SELECTED EXTRACT:
'''

From 1952 to 1953, he contributed to the Tahreek-e-Tahaffuz-e-Khatm-e-Nubuwwat, which is an organization created to persecute Ahmadi Muslims. In 1954, he also established the Jaami'ah Hanafiyah Ashraf-ul-Madaaris on Grand Trunk Road in Okara and remained one of its mentors and sponsors.

In 1955, he visited Karachi for the first time when he lectured at the Jaame Masjid Aaraam Bagh on the first Laylat al-Qadr. The following year he became the lecturer and Imam of Memon Masjid and he founded Jamaat Ahle Sunnat and became its first chairman.

== International endeavors ==
Okarvi preached in the Far East, Middle East, India, Palestine, South Africa, United Arab Emirates, Mauritius and many other countries. He sold 100,000 cassettes of his speeches in South Africa before 1980. Video cassettes of his speeches are also widely distributed internationally.

'''

TASKS TO PERFORM:
(1) According to the Okarvi passage, in what year did he first visit Karachi?
(2) Translate this sentence from the Okarvi passage into Spanish: "He sold 100,000 cassettes of his speeches in South Africa before 1980."
(3) Please resume the Okarvi passage after its final sentence.

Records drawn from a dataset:
'''

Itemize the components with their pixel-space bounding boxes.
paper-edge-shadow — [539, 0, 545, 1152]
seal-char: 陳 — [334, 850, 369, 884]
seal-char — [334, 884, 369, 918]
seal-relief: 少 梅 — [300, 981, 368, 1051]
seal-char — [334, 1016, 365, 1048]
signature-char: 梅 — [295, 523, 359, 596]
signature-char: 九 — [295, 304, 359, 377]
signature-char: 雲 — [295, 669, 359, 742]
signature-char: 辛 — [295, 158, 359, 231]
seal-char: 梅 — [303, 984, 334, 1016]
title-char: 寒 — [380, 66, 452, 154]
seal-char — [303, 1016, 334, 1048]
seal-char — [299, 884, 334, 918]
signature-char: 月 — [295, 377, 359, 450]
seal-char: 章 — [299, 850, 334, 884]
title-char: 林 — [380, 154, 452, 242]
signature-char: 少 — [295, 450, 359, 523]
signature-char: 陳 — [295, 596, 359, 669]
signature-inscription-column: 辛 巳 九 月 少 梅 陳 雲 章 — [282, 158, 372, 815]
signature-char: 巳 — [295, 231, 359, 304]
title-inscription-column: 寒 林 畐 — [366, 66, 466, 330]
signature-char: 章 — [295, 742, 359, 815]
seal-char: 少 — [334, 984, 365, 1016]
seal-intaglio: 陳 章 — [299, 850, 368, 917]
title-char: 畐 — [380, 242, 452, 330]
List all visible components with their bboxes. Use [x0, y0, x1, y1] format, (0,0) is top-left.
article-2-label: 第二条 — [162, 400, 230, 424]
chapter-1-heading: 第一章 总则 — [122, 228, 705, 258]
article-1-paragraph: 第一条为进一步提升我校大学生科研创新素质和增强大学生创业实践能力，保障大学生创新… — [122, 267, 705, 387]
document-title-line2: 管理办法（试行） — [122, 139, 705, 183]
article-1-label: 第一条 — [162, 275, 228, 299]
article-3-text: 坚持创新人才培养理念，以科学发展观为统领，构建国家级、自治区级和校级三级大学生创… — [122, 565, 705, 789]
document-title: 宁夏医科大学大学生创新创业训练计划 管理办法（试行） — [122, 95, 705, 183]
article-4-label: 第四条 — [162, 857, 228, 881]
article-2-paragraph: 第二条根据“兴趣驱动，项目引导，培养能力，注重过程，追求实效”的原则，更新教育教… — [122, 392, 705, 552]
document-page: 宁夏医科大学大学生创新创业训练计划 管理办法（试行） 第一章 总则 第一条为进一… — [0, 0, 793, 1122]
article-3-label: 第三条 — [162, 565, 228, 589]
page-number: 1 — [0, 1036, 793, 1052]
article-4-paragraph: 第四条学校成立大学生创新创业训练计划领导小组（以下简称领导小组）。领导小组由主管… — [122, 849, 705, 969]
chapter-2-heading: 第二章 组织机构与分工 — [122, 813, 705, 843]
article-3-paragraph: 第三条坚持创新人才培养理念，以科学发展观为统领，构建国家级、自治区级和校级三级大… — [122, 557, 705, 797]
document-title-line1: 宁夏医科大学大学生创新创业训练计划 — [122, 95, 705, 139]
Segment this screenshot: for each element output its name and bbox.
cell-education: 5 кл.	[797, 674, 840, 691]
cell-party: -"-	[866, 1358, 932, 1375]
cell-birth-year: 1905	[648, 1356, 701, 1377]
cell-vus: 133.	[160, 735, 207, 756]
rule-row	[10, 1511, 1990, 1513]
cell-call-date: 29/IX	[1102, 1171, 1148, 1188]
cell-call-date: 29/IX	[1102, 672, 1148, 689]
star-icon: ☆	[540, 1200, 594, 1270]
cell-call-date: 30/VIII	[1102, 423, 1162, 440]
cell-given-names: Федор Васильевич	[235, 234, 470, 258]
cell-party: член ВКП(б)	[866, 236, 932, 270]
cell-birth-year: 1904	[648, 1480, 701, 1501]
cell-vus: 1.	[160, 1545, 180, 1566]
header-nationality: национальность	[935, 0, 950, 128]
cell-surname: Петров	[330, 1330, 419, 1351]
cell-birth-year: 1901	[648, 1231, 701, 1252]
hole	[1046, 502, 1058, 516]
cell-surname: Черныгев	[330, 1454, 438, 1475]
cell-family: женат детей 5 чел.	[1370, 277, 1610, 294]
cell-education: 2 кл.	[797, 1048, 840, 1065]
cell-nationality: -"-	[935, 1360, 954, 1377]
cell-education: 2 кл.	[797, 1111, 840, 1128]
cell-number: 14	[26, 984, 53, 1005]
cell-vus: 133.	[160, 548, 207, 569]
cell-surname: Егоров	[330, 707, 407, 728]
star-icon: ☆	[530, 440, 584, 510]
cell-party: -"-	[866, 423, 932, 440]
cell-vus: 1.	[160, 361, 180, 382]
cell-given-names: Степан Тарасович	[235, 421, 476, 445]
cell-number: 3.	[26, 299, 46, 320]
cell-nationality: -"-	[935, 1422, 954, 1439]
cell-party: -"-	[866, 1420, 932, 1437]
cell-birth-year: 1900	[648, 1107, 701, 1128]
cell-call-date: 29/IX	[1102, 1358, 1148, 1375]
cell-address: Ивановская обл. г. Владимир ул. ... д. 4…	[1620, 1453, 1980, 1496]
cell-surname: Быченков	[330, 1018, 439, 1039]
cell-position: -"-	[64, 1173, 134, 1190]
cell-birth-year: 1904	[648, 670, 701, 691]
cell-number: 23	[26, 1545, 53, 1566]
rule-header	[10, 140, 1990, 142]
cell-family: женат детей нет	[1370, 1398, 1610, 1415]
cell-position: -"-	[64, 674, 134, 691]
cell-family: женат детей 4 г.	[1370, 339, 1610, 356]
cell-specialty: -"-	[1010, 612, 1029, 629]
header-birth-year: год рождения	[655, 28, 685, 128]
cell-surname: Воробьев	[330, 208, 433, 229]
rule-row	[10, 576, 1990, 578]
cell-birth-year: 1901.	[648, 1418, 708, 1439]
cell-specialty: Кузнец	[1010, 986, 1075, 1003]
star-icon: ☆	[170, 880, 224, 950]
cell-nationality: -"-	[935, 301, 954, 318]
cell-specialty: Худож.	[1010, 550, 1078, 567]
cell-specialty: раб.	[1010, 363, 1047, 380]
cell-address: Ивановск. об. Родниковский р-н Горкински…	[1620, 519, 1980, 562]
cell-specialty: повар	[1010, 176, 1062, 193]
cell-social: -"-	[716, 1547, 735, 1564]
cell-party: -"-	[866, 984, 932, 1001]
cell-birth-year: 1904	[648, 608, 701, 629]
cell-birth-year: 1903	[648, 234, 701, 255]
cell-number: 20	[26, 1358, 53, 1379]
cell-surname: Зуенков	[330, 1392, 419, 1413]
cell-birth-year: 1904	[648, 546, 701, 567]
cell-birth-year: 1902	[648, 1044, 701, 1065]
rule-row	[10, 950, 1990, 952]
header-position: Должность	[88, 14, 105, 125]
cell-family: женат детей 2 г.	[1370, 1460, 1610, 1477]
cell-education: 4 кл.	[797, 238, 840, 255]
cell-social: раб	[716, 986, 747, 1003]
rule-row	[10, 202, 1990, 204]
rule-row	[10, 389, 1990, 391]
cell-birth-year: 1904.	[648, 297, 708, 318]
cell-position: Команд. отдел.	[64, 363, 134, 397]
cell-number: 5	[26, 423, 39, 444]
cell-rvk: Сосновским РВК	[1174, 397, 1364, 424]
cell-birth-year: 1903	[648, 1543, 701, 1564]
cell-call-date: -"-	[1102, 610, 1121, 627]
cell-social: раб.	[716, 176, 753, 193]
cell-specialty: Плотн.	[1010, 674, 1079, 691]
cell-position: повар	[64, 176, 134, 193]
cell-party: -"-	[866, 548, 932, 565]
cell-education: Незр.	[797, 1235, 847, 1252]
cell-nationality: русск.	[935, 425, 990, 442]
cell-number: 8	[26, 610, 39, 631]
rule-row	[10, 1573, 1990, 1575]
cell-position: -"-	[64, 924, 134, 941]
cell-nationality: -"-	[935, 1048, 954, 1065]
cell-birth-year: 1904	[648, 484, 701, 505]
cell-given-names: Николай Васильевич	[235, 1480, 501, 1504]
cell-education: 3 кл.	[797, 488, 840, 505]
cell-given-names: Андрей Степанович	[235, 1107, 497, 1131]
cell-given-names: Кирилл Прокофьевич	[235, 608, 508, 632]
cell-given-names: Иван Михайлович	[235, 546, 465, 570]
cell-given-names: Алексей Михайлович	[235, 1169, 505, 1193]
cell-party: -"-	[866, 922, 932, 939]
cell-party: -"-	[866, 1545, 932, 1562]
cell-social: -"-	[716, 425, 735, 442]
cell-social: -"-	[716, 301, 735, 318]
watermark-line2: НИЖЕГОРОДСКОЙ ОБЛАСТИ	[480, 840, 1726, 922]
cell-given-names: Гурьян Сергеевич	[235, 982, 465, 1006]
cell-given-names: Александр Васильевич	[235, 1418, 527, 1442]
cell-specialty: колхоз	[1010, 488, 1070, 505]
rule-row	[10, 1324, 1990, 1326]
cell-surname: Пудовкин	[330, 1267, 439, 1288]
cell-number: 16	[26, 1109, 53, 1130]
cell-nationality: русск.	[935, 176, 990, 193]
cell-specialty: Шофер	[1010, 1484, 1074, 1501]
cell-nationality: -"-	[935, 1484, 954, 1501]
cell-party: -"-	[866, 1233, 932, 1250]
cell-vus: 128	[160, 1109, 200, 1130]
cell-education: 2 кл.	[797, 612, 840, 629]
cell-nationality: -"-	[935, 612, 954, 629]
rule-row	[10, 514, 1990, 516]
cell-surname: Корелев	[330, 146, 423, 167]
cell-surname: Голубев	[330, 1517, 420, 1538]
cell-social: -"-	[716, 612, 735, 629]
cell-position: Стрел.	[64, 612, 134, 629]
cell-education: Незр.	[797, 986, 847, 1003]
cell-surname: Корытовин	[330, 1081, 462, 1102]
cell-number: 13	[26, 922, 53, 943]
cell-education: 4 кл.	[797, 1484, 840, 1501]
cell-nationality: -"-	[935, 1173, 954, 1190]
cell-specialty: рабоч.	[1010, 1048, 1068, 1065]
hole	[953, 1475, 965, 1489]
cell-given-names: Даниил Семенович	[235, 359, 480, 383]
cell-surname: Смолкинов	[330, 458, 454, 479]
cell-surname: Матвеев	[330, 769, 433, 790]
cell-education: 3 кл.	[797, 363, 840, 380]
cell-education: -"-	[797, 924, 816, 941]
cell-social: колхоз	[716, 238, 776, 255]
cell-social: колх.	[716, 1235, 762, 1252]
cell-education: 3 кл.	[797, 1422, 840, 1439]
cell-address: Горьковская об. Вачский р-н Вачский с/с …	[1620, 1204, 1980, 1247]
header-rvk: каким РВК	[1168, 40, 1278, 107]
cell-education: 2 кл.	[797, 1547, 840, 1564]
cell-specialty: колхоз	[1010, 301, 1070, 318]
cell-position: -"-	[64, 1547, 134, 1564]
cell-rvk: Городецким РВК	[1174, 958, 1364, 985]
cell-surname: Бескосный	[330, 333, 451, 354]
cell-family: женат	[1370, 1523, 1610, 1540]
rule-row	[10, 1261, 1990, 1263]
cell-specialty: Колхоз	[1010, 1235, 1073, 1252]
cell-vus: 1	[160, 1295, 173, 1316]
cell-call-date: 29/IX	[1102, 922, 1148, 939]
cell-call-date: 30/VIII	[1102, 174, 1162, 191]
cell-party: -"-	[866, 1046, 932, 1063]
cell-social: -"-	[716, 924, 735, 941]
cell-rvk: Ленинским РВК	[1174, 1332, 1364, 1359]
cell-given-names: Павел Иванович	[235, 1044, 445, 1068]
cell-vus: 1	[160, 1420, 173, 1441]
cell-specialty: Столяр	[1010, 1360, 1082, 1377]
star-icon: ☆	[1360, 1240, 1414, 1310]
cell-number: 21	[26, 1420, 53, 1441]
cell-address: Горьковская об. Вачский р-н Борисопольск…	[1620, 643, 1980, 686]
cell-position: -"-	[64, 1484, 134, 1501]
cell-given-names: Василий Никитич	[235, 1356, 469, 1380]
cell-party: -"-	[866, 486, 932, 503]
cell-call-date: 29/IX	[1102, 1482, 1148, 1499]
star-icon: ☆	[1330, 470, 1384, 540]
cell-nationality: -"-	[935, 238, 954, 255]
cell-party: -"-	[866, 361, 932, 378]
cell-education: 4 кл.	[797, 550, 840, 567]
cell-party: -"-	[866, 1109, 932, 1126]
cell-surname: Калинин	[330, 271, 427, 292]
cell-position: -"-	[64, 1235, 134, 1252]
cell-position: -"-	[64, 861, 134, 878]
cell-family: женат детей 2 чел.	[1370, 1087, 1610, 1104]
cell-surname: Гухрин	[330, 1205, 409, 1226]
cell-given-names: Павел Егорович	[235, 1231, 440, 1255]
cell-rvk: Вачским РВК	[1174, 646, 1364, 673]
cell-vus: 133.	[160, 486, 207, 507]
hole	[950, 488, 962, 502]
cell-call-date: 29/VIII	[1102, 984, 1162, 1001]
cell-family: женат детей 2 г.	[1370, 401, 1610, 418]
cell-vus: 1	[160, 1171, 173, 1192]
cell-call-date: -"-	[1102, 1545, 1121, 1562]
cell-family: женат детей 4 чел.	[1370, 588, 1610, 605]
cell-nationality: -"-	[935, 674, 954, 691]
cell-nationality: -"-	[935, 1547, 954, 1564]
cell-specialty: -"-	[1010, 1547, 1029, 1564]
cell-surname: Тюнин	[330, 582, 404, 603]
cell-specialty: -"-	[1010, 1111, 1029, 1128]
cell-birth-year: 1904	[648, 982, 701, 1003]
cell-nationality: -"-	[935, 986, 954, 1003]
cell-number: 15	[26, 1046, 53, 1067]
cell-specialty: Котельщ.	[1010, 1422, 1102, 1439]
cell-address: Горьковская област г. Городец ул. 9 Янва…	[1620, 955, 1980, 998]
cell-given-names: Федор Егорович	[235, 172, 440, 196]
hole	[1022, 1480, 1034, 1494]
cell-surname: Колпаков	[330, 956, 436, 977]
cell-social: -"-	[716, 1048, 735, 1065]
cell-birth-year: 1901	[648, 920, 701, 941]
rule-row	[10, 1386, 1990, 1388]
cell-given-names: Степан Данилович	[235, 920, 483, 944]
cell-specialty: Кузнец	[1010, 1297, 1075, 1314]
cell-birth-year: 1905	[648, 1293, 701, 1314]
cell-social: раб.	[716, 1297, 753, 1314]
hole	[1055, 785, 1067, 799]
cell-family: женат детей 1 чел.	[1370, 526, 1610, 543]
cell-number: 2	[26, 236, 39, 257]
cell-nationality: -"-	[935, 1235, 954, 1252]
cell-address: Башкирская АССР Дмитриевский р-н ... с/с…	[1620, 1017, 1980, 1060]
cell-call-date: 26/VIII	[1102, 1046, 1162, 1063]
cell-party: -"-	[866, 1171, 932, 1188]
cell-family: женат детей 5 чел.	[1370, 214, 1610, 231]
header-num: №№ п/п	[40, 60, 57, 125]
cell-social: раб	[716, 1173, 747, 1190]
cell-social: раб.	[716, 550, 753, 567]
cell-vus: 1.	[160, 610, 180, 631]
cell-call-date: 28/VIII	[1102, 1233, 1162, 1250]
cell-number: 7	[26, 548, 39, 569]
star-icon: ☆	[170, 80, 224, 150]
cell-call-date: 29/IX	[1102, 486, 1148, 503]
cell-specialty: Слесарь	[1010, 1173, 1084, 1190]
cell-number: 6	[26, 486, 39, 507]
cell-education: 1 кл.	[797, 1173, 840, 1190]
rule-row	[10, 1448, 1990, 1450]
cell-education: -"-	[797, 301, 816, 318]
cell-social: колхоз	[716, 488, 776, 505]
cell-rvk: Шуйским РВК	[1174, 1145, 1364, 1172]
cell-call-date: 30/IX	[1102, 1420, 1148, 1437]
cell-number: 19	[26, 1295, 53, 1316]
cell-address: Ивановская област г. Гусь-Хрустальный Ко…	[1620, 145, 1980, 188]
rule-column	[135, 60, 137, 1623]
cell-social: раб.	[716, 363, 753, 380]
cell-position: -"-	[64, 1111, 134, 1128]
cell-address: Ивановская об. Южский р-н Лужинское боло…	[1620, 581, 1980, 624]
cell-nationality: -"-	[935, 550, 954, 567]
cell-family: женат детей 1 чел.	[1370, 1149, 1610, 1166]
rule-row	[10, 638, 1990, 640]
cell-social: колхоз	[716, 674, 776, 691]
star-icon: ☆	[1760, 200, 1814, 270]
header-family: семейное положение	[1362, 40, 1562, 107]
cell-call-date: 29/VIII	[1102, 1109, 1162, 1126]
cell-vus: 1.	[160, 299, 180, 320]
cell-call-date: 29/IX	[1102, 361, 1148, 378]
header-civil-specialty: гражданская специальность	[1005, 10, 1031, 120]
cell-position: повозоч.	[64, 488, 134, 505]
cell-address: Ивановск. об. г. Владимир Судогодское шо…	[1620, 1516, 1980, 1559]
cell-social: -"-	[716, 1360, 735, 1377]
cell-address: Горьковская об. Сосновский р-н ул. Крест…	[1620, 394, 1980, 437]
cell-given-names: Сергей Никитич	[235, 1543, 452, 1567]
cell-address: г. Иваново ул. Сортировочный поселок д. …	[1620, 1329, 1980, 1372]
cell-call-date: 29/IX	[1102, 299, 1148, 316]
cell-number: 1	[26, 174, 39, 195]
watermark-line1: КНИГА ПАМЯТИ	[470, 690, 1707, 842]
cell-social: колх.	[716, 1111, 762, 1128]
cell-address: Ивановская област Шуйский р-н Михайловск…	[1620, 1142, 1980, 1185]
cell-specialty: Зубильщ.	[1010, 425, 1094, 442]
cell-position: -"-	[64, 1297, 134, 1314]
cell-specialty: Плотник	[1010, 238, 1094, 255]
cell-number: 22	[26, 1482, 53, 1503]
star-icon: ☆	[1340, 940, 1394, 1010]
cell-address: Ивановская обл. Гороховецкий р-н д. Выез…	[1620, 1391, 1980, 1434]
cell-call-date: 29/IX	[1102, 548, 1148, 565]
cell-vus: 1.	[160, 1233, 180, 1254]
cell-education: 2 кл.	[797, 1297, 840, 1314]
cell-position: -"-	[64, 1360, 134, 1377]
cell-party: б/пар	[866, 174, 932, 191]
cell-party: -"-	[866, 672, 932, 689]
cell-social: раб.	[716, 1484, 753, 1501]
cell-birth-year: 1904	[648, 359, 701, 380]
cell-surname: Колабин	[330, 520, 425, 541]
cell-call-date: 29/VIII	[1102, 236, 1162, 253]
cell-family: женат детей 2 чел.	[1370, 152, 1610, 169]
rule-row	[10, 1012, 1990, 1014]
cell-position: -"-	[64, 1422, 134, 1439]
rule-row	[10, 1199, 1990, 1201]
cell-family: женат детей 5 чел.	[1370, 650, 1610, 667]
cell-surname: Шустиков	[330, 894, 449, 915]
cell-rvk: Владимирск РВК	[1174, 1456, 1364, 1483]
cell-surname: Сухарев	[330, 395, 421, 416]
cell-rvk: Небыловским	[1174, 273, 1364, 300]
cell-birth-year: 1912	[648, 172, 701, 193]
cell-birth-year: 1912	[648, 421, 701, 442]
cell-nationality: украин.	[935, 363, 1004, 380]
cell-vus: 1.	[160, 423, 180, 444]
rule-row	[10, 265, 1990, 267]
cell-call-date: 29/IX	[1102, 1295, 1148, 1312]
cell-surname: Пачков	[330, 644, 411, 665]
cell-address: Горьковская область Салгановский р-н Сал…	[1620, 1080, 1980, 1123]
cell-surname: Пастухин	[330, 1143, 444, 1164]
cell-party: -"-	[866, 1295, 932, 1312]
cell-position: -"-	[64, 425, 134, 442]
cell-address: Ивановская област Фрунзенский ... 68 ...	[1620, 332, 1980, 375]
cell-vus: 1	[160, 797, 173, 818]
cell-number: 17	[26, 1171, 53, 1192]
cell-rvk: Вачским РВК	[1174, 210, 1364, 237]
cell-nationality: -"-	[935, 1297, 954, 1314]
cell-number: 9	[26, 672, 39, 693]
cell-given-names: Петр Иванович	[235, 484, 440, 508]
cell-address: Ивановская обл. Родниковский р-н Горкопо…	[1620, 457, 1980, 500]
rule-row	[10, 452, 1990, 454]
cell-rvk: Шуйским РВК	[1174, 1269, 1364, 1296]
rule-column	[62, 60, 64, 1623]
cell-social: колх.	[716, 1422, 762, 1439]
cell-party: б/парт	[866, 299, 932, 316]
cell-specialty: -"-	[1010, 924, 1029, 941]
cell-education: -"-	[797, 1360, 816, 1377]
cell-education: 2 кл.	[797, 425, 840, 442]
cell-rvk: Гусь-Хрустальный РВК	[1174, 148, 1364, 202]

'''

EXERCISE ANSWERS:
(1) 1955

(2) Vendió 100.000 casetes de sus discursos en Sudáfrica antes de 1980.

(3)
In 1962, Okarvi travelled to Baghdad, Syria, Karbala, Beirut, Jeddah, Makkah and Madinah. He visited the shrines of many spiritual and religious scholars as well as many notable mosques and historical holy places.

In 1976, Okarvi established in South Africa, Anjuman Ahl-e-Sunnat Wa Jamaa'at.

In 1974, Okarvi formed the Jamaa'at e Ahle Sunnat in Durban, South Africa, which attracted up to 10,000 members.

Okarvi made the journey to Mecca for Hajj, Ziyaarat and Umrah sixteen times.

== Political and social contribution ==
He was elected to the National Assembly of Pakistan in 1977.

He was made the Chief of Tahreek-e-Khatm-e-Nabuwwat in Sahiwal district in 1952–1953.

=== Imprisonment ===
Okarvi was arrested for his persecution of the Ahmadiyya Muslim community. He remained in Montgomery prison for 10 months. During this period of imprisonment, his first two sons, Muneer Ahmad (3 years old) and Tanveer Ahmad (1 1/4 years old), died within a week.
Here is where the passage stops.